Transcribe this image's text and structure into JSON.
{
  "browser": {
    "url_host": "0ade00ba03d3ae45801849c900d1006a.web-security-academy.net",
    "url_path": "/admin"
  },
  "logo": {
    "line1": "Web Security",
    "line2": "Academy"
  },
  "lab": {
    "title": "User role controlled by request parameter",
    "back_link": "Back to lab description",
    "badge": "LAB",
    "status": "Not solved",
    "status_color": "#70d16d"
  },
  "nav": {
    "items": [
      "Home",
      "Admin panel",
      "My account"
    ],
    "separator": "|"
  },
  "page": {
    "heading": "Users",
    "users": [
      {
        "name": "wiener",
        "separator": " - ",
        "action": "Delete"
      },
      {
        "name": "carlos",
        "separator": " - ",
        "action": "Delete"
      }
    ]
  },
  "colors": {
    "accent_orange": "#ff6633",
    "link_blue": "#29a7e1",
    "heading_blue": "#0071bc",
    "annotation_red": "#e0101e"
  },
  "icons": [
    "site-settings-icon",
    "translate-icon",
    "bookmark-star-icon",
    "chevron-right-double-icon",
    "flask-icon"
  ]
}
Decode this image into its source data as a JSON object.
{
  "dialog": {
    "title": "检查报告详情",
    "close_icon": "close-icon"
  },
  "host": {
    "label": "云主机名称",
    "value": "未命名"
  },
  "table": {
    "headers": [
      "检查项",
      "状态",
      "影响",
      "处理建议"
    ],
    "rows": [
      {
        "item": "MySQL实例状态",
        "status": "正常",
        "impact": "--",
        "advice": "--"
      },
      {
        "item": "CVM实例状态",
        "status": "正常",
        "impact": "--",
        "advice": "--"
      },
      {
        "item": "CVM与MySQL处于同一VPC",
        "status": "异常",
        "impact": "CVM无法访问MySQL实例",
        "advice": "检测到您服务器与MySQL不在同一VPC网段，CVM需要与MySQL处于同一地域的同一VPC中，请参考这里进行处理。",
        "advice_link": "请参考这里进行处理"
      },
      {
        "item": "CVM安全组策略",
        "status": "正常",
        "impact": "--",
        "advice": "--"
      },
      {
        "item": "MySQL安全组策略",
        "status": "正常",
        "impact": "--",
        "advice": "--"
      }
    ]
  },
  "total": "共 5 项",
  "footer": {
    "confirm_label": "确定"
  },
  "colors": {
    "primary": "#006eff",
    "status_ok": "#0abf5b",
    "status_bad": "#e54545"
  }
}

**SET TASK:**
Pick out and copy the lines of the entries that hold the string "请参考这里进行处理".

**TASK ANSWER:**
        "advice": "检测到您服务器与MySQL不在同一VPC网段，CVM需要与MySQL处于同一地域的同一VPC中，请参考这里进行处理。",
        "advice_link": "请参考这里进行处理"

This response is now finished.